• **Twoje zadanie**
Przerób wszystkie poniższe dane na listę numerowaną, pomijając puste wiersze.

---

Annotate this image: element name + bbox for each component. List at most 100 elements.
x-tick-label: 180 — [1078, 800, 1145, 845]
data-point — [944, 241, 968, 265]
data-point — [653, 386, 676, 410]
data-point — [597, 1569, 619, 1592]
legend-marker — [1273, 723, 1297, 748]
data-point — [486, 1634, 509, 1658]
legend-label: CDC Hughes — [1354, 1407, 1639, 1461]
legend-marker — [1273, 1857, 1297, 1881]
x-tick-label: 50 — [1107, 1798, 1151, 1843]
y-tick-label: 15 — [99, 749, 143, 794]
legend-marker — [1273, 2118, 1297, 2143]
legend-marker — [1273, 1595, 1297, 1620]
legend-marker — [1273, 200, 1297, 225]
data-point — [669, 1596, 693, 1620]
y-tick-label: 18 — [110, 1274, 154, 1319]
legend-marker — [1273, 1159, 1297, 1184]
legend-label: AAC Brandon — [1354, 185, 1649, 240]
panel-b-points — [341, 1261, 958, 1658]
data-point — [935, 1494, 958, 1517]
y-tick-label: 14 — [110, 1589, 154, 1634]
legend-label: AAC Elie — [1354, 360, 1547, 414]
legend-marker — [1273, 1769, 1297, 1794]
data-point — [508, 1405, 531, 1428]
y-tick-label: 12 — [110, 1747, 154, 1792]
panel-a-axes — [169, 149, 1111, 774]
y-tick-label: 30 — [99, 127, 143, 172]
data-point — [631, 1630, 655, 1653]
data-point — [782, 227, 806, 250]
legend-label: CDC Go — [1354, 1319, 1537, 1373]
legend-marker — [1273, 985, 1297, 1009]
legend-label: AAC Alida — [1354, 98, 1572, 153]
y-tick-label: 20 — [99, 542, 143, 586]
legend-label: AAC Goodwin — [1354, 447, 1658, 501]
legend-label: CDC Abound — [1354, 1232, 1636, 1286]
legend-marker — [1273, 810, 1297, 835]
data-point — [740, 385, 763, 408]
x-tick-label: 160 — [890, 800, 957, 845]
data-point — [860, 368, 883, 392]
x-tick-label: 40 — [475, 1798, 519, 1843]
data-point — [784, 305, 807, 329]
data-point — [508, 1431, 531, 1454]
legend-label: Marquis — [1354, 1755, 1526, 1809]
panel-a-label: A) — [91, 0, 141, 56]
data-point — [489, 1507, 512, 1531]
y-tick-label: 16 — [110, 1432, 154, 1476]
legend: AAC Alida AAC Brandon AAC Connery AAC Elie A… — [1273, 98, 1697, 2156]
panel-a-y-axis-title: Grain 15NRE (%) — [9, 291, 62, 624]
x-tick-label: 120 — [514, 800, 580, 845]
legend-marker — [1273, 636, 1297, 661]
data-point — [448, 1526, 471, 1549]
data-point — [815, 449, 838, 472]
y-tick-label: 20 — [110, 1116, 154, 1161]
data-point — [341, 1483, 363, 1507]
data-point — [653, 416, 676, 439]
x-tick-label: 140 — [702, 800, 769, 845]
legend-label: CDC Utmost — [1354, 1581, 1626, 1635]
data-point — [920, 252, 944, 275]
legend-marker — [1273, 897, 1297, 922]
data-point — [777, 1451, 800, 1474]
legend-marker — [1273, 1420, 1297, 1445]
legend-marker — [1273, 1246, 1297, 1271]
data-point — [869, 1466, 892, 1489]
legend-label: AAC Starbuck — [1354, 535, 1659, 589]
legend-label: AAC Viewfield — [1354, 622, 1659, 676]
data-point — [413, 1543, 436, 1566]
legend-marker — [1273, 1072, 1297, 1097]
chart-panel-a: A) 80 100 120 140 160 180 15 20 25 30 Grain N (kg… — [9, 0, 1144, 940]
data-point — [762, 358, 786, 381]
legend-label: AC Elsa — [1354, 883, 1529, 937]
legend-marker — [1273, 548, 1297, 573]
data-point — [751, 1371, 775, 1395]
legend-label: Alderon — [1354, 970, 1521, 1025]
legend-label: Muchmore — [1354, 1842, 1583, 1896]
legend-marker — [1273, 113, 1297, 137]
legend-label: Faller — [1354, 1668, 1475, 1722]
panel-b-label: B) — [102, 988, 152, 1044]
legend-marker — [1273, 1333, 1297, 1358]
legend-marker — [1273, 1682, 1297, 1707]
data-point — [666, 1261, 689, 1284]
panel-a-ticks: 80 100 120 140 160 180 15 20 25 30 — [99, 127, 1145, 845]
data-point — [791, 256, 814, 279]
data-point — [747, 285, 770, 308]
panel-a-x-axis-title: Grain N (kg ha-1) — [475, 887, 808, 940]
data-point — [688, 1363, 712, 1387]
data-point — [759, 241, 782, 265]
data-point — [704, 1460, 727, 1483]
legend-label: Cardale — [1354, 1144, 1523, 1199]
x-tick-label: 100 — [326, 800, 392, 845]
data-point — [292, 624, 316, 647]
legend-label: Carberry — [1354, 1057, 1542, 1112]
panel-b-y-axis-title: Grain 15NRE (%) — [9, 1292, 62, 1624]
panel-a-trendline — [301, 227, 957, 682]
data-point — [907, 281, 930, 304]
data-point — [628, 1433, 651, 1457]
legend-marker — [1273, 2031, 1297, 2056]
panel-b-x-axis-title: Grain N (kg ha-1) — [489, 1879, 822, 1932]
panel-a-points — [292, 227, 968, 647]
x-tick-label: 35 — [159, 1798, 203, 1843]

---

• **Wynik ćwiczenia**
1. Annotate this image: element name + bbox for each component. List at most 100 elements.
2. x-tick-label: 180 — [1078, 800, 1145, 845]
3. data-point — [944, 241, 968, 265]
4. data-point — [653, 386, 676, 410]
5. data-point — [597, 1569, 619, 1592]
6. legend-marker — [1273, 723, 1297, 748]
7. data-point — [486, 1634, 509, 1658]
8. legend-label: CDC Hughes — [1354, 1407, 1639, 1461]
9. legend-marker — [1273, 1857, 1297, 1881]
10. x-tick-label: 50 — [1107, 1798, 1151, 1843]
11. y-tick-label: 15 — [99, 749, 143, 794]
12. legend-marker — [1273, 2118, 1297, 2143]
13. legend-marker — [1273, 1595, 1297, 1620]
14. legend-marker — [1273, 200, 1297, 225]
15. data-point — [669, 1596, 693, 1620]
16. y-tick-label: 18 — [110, 1274, 154, 1319]
17. legend-marker — [1273, 1159, 1297, 1184]
18. legend-label: AAC Brandon — [1354, 185, 1649, 240]
19. panel-b-points — [341, 1261, 958, 1658]
20. data-point — [935, 1494, 958, 1517]
21. y-tick-label: 14 — [110, 1589, 154, 1634]
22. legend-label: AAC Elie — [1354, 360, 1547, 414]
23. legend-marker — [1273, 1769, 1297, 1794]
24. data-point — [508, 1405, 531, 1428]
25. y-tick-label: 12 — [110, 1747, 154, 1792]
26. panel-a-axes — [169, 149, 1111, 774]
27. y-tick-label: 30 — [99, 127, 143, 172]
28. data-point — [631, 1630, 655, 1653]
29. data-point — [782, 227, 806, 250]
30. legend-label: CDC Go — [1354, 1319, 1537, 1373]
31. legend-marker — [1273, 985, 1297, 1009]
32. legend-label: AAC Alida — [1354, 98, 1572, 153]
33. y-tick-label: 20 — [99, 542, 143, 586]
34. legend-label: AAC Goodwin — [1354, 447, 1658, 501]
35. legend-label: CDC Abound — [1354, 1232, 1636, 1286]
36. legend-marker — [1273, 810, 1297, 835]
37. data-point — [740, 385, 763, 408]
38. x-tick-label: 160 — [890, 800, 957, 845]
39. data-point — [860, 368, 883, 392]
40. x-tick-label: 40 — [475, 1798, 519, 1843]
41. data-point — [784, 305, 807, 329]
42. data-point — [508, 1431, 531, 1454]
43. legend-label: Marquis — [1354, 1755, 1526, 1809]
44. panel-a-label: A) — [91, 0, 141, 56]
45. data-point — [489, 1507, 512, 1531]
46. y-tick-label: 16 — [110, 1432, 154, 1476]
47. legend: AAC Alida AAC Brandon AAC Connery AAC Elie A… — [1273, 98, 1697, 2156]
48. panel-a-y-axis-title: Grain 15NRE (%) — [9, 291, 62, 624]
49. x-tick-label: 120 — [514, 800, 580, 845]
50. legend-marker — [1273, 636, 1297, 661]
51. data-point — [448, 1526, 471, 1549]
52. data-point — [815, 449, 838, 472]
53. y-tick-label: 20 — [110, 1116, 154, 1161]
54. data-point — [341, 1483, 363, 1507]
55. data-point — [653, 416, 676, 439]
56. x-tick-label: 140 — [702, 800, 769, 845]
57. legend-label: CDC Utmost — [1354, 1581, 1626, 1635]
58. data-point — [920, 252, 944, 275]
59. legend-marker — [1273, 897, 1297, 922]
60. data-point — [777, 1451, 800, 1474]
61. legend-marker — [1273, 1420, 1297, 1445]
62. legend-marker — [1273, 1246, 1297, 1271]
63. data-point — [869, 1466, 892, 1489]
64. legend-label: AAC Starbuck — [1354, 535, 1659, 589]
65. legend-label: AAC Viewfield — [1354, 622, 1659, 676]
66. data-point — [413, 1543, 436, 1566]
67. legend-marker — [1273, 1072, 1297, 1097]
68. chart-panel-a: A) 80 100 120 140 160 180 15 20 25 30 Grain N (kg… — [9, 0, 1144, 940]
69. data-point — [762, 358, 786, 381]
70. legend-label: AC Elsa — [1354, 883, 1529, 937]
71. legend-marker — [1273, 548, 1297, 573]
72. data-point — [751, 1371, 775, 1395]
73. legend-label: Alderon — [1354, 970, 1521, 1025]
74. legend-label: Muchmore — [1354, 1842, 1583, 1896]
75. legend-marker — [1273, 113, 1297, 137]
76. legend-label: Faller — [1354, 1668, 1475, 1722]
77. panel-b-label: B) — [102, 988, 152, 1044]
78. legend-marker — [1273, 1333, 1297, 1358]
79. legend-marker — [1273, 1682, 1297, 1707]
80. data-point — [666, 1261, 689, 1284]
81. panel-a-ticks: 80 100 120 140 160 180 15 20 25 30 — [99, 127, 1145, 845]
82. data-point — [791, 256, 814, 279]
83. data-point — [747, 285, 770, 308]
84. panel-a-x-axis-title: Grain N (kg ha-1) — [475, 887, 808, 940]
85. data-point — [688, 1363, 712, 1387]
86. data-point — [759, 241, 782, 265]
87. data-point — [704, 1460, 727, 1483]
88. legend-label: Cardale — [1354, 1144, 1523, 1199]
89. x-tick-label: 100 — [326, 800, 392, 845]
90. data-point — [292, 624, 316, 647]
91. legend-label: Carberry — [1354, 1057, 1542, 1112]
92. panel-b-y-axis-title: Grain 15NRE (%) — [9, 1292, 62, 1624]
93. panel-a-trendline — [301, 227, 957, 682]
94. data-point — [907, 281, 930, 304]
95. data-point — [628, 1433, 651, 1457]
96. legend-marker — [1273, 2031, 1297, 2056]
97. panel-b-x-axis-title: Grain N (kg ha-1) — [489, 1879, 822, 1932]
98. panel-a-points — [292, 227, 968, 647]
99. x-tick-label: 35 — [159, 1798, 203, 1843]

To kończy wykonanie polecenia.